WHAT YOU ARE ASKED TO DO - Lines containing the word "感康药业提醒" should be extracted in full.
___ DATA FOR THIS TASK
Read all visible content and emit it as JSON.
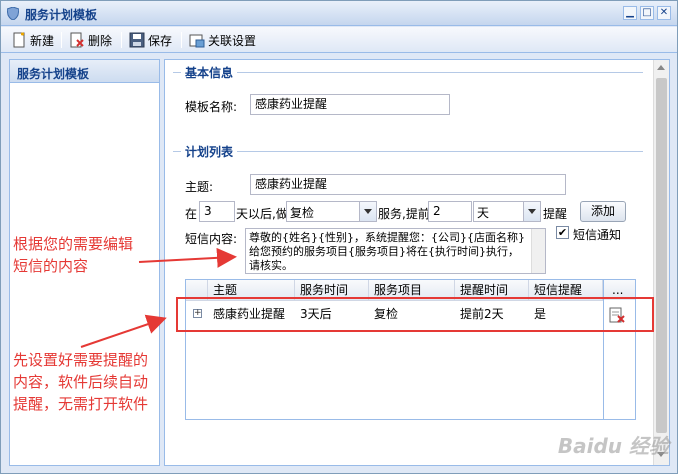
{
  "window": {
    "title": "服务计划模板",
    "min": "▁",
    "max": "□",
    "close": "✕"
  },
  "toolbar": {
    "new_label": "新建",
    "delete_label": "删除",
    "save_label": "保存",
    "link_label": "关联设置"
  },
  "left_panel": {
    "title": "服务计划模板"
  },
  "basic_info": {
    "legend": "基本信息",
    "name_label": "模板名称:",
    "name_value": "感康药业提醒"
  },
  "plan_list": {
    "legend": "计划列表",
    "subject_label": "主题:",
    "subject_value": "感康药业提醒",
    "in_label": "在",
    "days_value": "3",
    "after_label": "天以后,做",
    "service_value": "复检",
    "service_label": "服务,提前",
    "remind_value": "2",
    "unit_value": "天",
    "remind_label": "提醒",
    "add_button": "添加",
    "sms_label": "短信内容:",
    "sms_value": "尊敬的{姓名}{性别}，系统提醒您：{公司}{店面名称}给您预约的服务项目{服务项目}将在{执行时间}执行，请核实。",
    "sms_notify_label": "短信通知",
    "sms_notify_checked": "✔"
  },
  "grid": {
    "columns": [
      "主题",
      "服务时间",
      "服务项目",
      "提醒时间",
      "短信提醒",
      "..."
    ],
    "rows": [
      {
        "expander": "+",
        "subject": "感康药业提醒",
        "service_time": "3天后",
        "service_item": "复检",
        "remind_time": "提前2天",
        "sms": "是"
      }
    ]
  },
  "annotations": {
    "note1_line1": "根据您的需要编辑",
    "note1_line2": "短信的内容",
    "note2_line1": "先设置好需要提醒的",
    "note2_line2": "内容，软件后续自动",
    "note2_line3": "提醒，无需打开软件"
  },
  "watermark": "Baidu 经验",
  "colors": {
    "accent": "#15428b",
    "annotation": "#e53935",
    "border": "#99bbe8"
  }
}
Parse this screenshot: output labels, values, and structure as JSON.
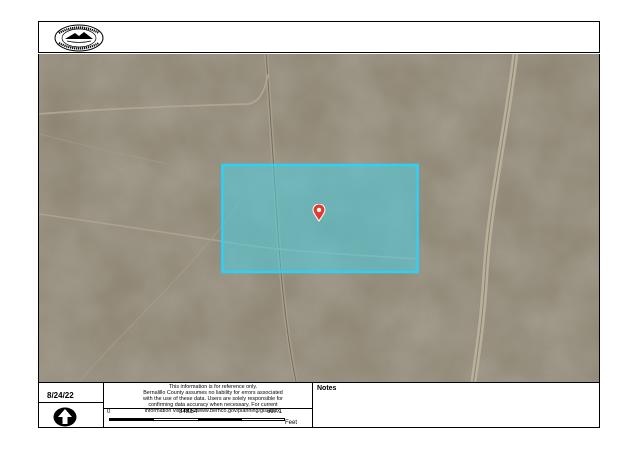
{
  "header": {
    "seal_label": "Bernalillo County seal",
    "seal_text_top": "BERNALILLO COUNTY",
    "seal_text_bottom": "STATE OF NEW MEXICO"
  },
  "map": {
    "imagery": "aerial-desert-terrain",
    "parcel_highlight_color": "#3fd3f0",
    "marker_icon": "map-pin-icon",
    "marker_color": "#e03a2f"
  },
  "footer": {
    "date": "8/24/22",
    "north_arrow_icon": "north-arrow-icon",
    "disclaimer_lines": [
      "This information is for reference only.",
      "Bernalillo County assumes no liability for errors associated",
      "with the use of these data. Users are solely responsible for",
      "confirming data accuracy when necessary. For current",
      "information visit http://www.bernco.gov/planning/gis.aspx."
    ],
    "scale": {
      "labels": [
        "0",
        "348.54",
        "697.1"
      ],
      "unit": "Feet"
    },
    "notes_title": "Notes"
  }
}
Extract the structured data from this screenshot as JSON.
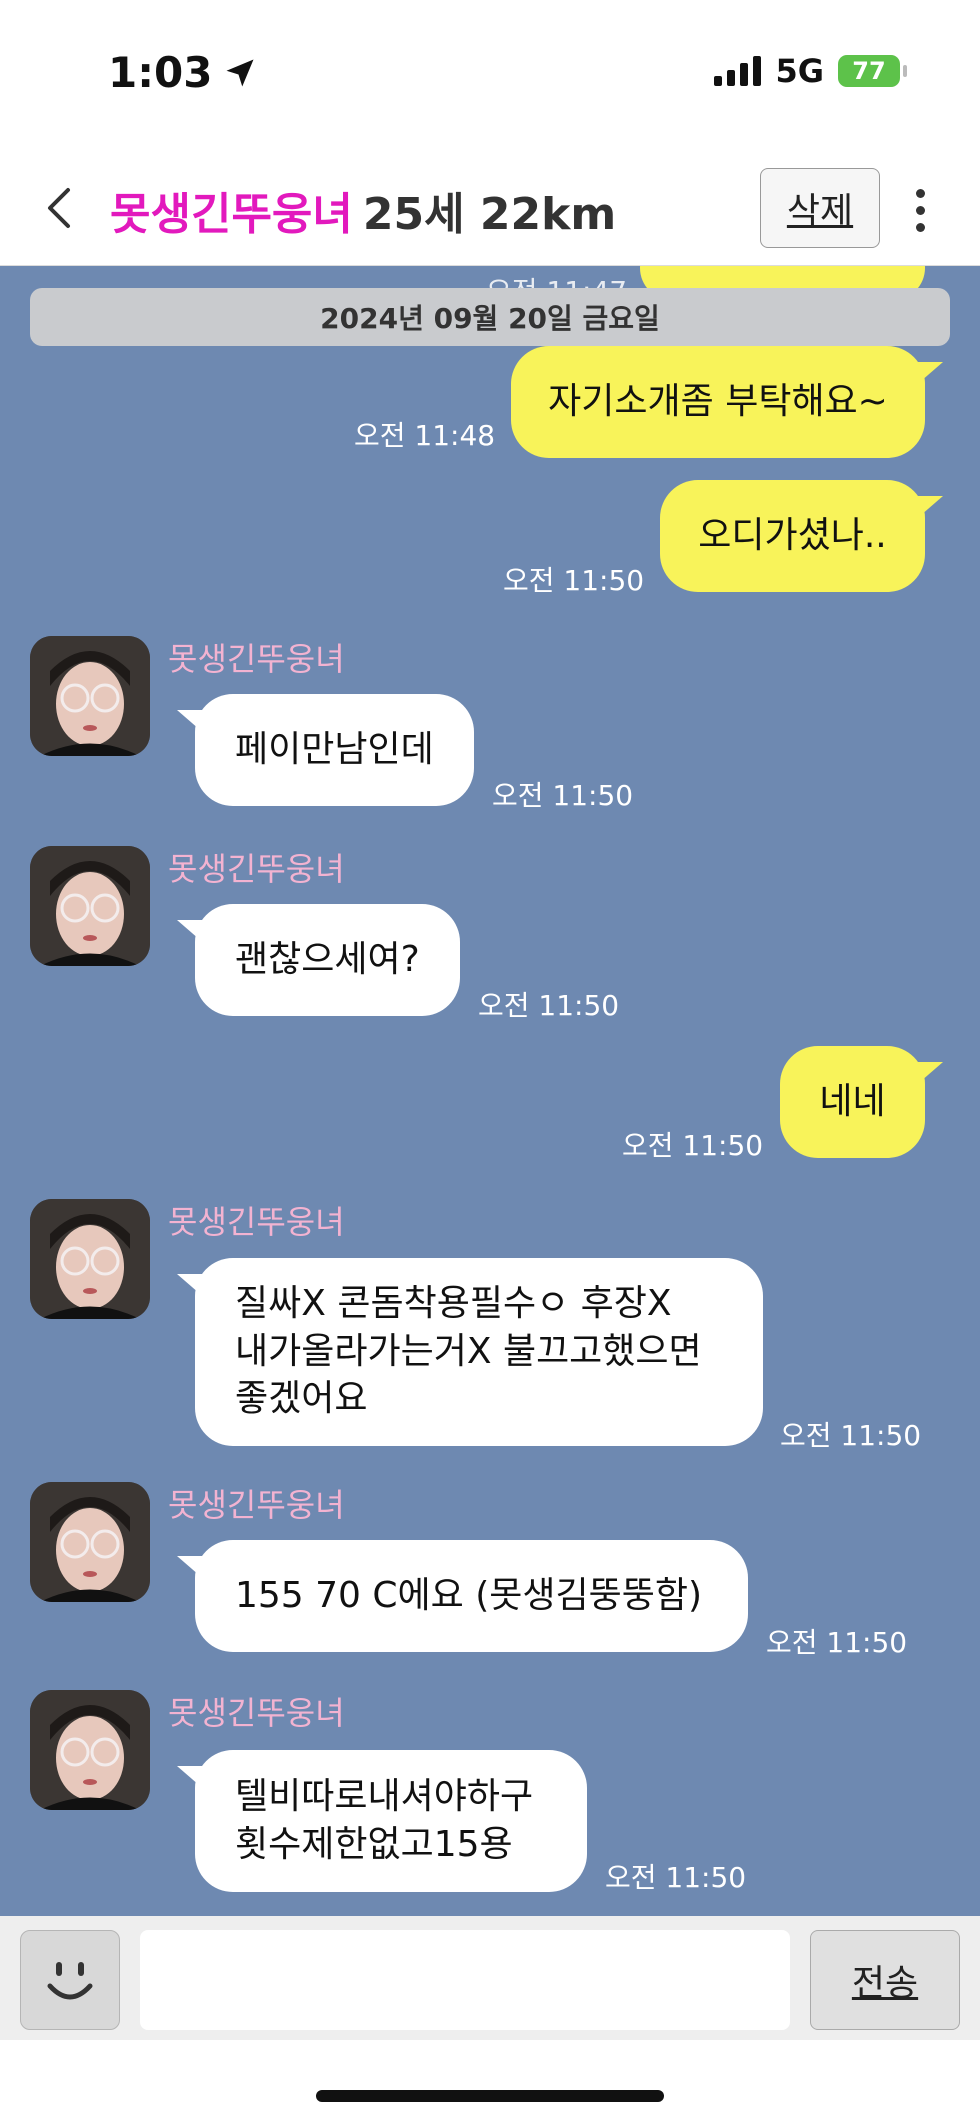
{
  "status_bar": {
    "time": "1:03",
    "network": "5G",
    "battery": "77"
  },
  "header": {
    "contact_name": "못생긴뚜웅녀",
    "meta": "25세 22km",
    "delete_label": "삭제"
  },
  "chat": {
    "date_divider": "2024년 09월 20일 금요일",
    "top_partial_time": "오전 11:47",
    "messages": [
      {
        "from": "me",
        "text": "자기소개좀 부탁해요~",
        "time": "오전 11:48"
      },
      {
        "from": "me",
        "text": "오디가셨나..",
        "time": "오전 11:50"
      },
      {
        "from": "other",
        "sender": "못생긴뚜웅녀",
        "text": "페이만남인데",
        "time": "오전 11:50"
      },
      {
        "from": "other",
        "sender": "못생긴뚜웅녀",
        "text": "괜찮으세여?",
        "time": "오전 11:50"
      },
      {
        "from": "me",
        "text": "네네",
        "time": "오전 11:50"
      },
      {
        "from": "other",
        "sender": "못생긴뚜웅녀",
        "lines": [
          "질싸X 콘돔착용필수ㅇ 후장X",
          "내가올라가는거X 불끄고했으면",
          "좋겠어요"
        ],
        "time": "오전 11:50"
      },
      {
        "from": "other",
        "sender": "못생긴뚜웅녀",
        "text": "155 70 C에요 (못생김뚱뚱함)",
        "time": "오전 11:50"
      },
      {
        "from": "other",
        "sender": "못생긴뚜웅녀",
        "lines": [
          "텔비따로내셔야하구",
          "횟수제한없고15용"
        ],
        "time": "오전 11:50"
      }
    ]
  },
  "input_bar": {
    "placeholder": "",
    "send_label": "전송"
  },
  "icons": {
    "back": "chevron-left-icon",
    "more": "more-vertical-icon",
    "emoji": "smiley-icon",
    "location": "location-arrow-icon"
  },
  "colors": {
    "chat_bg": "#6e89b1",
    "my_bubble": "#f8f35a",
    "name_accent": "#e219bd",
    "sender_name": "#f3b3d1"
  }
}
______
WORKED ANSWER -
    "name_value": "感康药业提醒"
    "subject_value": "感康药业提醒",
        "subject": "感康药业提醒",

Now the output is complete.